(Dataset items)
________________________
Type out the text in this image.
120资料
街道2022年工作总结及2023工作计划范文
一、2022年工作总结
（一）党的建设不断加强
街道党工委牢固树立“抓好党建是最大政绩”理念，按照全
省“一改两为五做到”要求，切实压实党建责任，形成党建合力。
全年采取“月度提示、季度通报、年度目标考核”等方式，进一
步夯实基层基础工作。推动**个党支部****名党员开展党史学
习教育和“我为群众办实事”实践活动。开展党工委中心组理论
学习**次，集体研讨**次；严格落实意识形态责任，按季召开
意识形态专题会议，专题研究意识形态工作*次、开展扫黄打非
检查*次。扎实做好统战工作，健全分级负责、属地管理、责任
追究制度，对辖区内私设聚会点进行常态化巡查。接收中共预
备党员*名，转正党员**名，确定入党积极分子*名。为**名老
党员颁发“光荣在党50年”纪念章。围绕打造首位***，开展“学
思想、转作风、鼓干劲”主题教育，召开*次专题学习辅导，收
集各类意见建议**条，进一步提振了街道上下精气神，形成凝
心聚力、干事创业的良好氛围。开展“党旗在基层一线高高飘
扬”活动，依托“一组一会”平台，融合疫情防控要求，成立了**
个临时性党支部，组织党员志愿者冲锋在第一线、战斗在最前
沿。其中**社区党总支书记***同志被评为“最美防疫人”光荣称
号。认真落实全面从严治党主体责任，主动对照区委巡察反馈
________________________
Requirements:
Repeat every entry exactly, please.

Solution:
Type out the text in this image.
120资料
街道2022年工作总结及2023工作计划范文
一、2022年工作总结
（一）党的建设不断加强
街道党工委牢固树立“抓好党建是最大政绩”理念，按照全
省“一改两为五做到”要求，切实压实党建责任，形成党建合力。
全年采取“月度提示、季度通报、年度目标考核”等方式，进一
步夯实基层基础工作。推动**个党支部****名党员开展党史学
习教育和“我为群众办实事”实践活动。开展党工委中心组理论
学习**次，集体研讨**次；严格落实意识形态责任，按季召开
意识形态专题会议，专题研究意识形态工作*次、开展扫黄打非
检查*次。扎实做好统战工作，健全分级负责、属地管理、责任
追究制度，对辖区内私设聚会点进行常态化巡查。接收中共预
备党员*名，转正党员**名，确定入党积极分子*名。为**名老
党员颁发“光荣在党50年”纪念章。围绕打造首位***，开展“学
思想、转作风、鼓干劲”主题教育，召开*次专题学习辅导，收
集各类意见建议**条，进一步提振了街道上下精气神，形成凝
心聚力、干事创业的良好氛围。开展“党旗在基层一线高高飘
扬”活动，依托“一组一会”平台，融合疫情防控要求，成立了**
个临时性党支部，组织党员志愿者冲锋在第一线、战斗在最前
沿。其中**社区党总支书记***同志被评为“最美防疫人”光荣称
号。认真落实全面从严治党主体责任，主动对照区委巡察反馈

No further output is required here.